→ Task to complete:
Locate and copy each line in the data that contains the word "Insurance".

→ Dataset records:
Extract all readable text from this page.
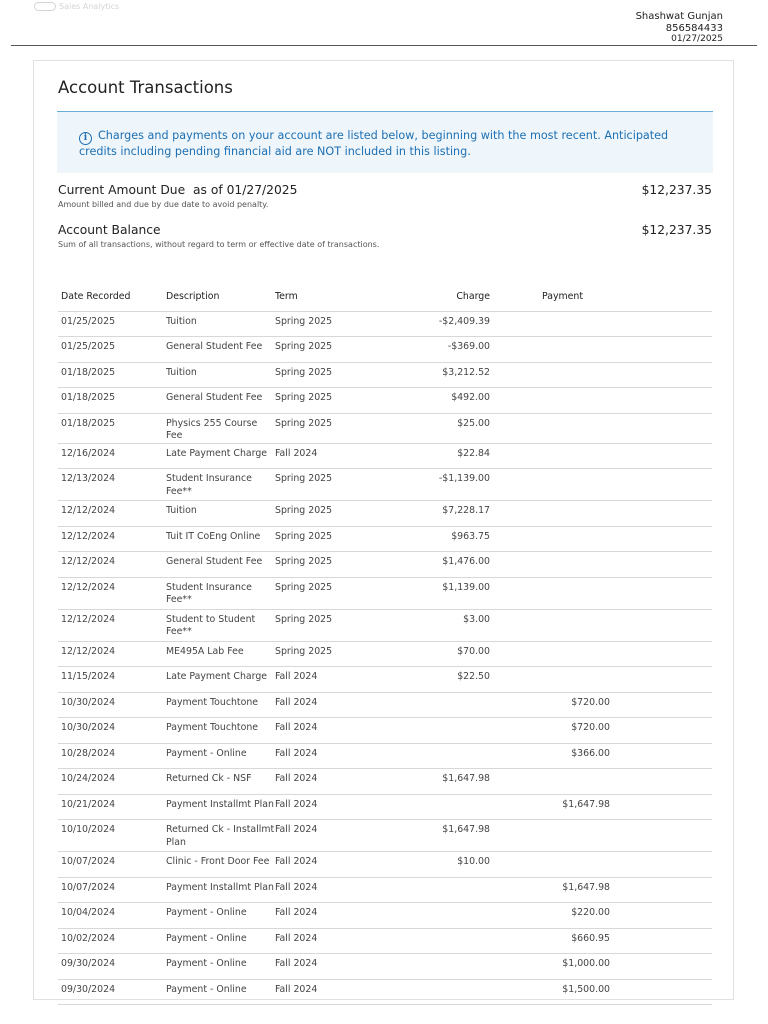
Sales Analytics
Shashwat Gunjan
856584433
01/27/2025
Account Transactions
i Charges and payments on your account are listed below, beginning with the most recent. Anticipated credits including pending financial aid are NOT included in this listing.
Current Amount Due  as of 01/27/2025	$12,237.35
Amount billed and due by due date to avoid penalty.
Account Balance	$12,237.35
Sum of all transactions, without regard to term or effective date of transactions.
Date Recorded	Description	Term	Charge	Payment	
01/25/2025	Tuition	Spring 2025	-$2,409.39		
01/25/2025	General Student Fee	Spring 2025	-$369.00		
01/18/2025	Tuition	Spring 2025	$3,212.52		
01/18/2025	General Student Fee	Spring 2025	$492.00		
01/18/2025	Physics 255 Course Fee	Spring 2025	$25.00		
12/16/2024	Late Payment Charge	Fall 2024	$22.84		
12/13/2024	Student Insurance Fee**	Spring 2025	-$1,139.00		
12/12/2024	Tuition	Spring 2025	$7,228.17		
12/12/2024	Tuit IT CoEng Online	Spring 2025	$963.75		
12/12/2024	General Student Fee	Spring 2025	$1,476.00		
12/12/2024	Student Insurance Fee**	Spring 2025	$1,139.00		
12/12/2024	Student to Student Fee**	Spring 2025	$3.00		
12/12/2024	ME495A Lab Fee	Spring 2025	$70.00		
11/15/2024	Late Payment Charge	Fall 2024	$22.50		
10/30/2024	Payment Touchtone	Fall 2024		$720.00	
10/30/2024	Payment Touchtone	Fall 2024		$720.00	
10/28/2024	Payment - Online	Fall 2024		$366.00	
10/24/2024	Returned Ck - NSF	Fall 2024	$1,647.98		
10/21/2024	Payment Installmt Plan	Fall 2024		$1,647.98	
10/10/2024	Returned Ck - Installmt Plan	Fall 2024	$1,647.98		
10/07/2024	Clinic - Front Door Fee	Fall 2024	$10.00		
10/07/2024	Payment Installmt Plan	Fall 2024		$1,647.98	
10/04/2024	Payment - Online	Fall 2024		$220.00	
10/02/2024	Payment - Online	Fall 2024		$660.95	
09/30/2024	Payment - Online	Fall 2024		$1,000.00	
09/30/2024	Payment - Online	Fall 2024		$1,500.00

--

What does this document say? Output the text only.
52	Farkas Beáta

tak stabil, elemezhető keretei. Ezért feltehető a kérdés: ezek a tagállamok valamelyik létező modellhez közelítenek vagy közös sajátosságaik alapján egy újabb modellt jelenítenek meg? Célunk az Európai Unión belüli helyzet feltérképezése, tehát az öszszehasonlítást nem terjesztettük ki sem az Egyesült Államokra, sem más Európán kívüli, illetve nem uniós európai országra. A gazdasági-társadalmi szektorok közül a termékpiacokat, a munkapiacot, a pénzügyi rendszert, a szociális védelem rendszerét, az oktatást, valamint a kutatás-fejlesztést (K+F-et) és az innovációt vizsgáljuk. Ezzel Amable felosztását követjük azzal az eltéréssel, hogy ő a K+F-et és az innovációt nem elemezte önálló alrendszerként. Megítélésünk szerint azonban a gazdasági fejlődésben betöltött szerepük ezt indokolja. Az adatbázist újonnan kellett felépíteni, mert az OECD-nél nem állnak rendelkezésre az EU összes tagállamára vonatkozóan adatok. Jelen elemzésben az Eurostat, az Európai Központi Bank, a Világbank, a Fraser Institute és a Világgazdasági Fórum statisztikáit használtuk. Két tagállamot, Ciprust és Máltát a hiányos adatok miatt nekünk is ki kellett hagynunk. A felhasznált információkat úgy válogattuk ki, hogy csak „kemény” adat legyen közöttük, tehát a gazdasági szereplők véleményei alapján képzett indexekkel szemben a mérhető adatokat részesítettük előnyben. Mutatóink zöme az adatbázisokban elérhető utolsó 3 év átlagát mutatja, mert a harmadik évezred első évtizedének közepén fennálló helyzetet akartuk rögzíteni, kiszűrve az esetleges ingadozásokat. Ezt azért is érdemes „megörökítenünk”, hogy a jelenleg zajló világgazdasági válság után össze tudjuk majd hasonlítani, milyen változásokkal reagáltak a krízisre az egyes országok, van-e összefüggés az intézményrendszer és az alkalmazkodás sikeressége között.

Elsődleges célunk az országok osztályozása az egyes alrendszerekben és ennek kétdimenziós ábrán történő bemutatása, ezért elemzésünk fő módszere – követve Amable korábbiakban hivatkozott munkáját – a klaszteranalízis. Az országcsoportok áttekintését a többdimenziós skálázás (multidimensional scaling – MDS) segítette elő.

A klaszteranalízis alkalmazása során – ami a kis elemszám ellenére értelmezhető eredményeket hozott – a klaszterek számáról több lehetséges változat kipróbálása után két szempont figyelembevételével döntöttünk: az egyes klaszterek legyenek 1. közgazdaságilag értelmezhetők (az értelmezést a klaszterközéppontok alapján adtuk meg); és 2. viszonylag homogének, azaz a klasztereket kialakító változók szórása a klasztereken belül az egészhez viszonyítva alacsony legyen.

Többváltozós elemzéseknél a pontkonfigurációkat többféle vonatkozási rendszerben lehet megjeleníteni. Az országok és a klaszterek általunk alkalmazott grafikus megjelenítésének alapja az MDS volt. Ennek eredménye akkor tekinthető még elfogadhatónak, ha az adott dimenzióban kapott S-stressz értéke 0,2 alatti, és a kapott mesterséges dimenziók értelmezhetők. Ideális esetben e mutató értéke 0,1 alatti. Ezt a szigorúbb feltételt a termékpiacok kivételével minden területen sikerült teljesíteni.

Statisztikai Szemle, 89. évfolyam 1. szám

→ Expected answer:
12/13/2024	Student Insurance Fee**	Spring 2025	-$1,139.00		
12/12/2024	Student Insurance Fee**	Spring 2025	$1,139.00		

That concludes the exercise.